• DO THIS
Set every record down verbatim and omit the pictures.

• RECORDS SHOWN
--------------------------------------------------

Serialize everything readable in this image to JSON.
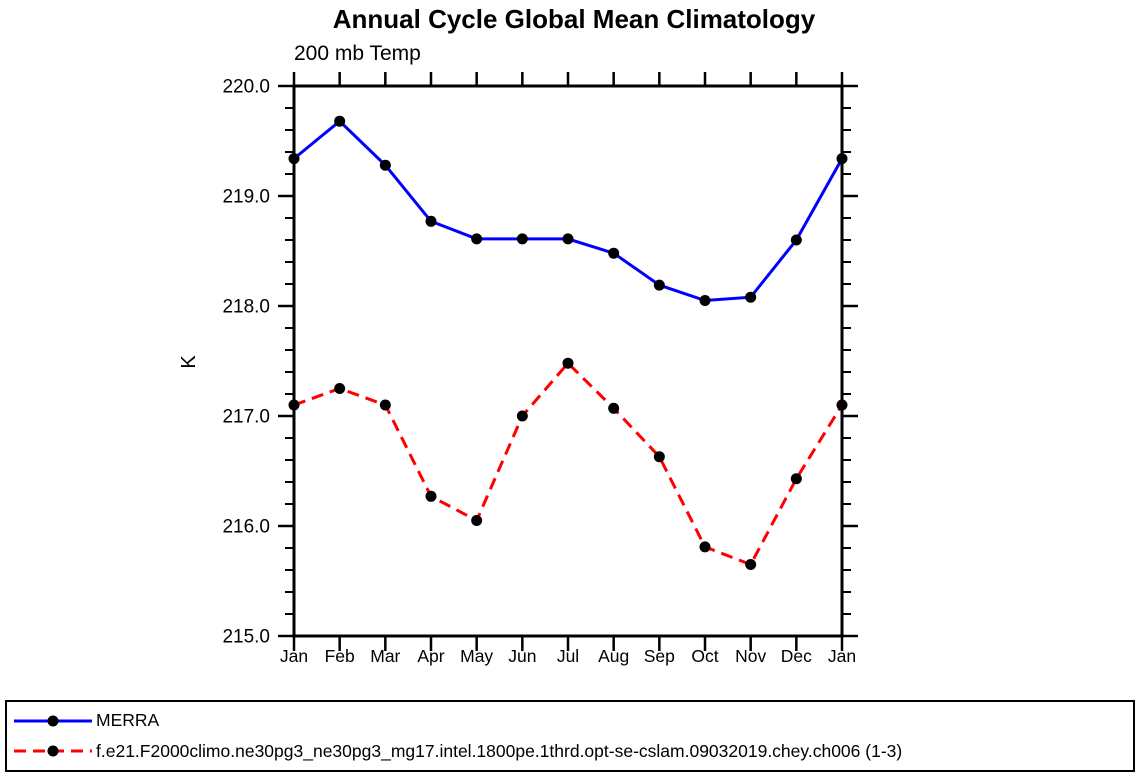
{
  "figure": {
    "title": "Annual Cycle Global Mean Climatology",
    "subtitle": "200 mb Temp",
    "y_axis_title": "K",
    "background_color": "#ffffff",
    "axis_color": "#000000"
  },
  "chart_data": {
    "type": "line",
    "title": "Annual Cycle Global Mean Climatology",
    "subtitle": "200 mb Temp",
    "xlabel": "",
    "ylabel": "K",
    "ylim": [
      215.0,
      220.0
    ],
    "ytick_major_step": 1.0,
    "ytick_minor_step": 0.2,
    "ytick_labels": [
      "215.0",
      "216.0",
      "217.0",
      "218.0",
      "219.0",
      "220.0"
    ],
    "grid": false,
    "legend_position": "bottom box, outside plot",
    "categories": [
      "Jan",
      "Feb",
      "Mar",
      "Apr",
      "May",
      "Jun",
      "Jul",
      "Aug",
      "Sep",
      "Oct",
      "Nov",
      "Dec",
      "Jan"
    ],
    "series": [
      {
        "name": "MERRA",
        "color": "#0000ff",
        "line_style": "solid",
        "marker": "filled-circle",
        "marker_color": "#000000",
        "values": [
          219.34,
          219.68,
          219.28,
          218.77,
          218.61,
          218.61,
          218.61,
          218.48,
          218.19,
          218.05,
          218.08,
          218.6,
          219.34
        ]
      },
      {
        "name": "f.e21.F2000climo.ne30pg3_ne30pg3_mg17.intel.1800pe.1thrd.opt-se-cslam.09032019.chey.ch006 (1-3)",
        "color": "#ff0000",
        "line_style": "dashed",
        "marker": "filled-circle",
        "marker_color": "#000000",
        "values": [
          217.1,
          217.25,
          217.1,
          216.27,
          216.05,
          217.0,
          217.48,
          217.07,
          216.63,
          215.81,
          215.65,
          216.43,
          217.1
        ]
      }
    ]
  }
}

--------------------------------------------------

• FULL RESPONSE
Serialize everything readable in this image to JSON.
{
  "figure": {
    "title": "Annual Cycle Global Mean Climatology",
    "subtitle": "200 mb Temp",
    "y_axis_title": "K",
    "background_color": "#ffffff",
    "axis_color": "#000000"
  },
  "chart_data": {
    "type": "line",
    "title": "Annual Cycle Global Mean Climatology",
    "subtitle": "200 mb Temp",
    "xlabel": "",
    "ylabel": "K",
    "ylim": [
      215.0,
      220.0
    ],
    "ytick_major_step": 1.0,
    "ytick_minor_step": 0.2,
    "ytick_labels": [
      "215.0",
      "216.0",
      "217.0",
      "218.0",
      "219.0",
      "220.0"
    ],
    "grid": false,
    "legend_position": "bottom box, outside plot",
    "categories": [
      "Jan",
      "Feb",
      "Mar",
      "Apr",
      "May",
      "Jun",
      "Jul",
      "Aug",
      "Sep",
      "Oct",
      "Nov",
      "Dec",
      "Jan"
    ],
    "series": [
      {
        "name": "MERRA",
        "color": "#0000ff",
        "line_style": "solid",
        "marker": "filled-circle",
        "marker_color": "#000000",
        "values": [
          219.34,
          219.68,
          219.28,
          218.77,
          218.61,
          218.61,
          218.61,
          218.48,
          218.19,
          218.05,
          218.08,
          218.6,
          219.34
        ]
      },
      {
        "name": "f.e21.F2000climo.ne30pg3_ne30pg3_mg17.intel.1800pe.1thrd.opt-se-cslam.09032019.chey.ch006 (1-3)",
        "color": "#ff0000",
        "line_style": "dashed",
        "marker": "filled-circle",
        "marker_color": "#000000",
        "values": [
          217.1,
          217.25,
          217.1,
          216.27,
          216.05,
          217.0,
          217.48,
          217.07,
          216.63,
          215.81,
          215.65,
          216.43,
          217.1
        ]
      }
    ]
  }
}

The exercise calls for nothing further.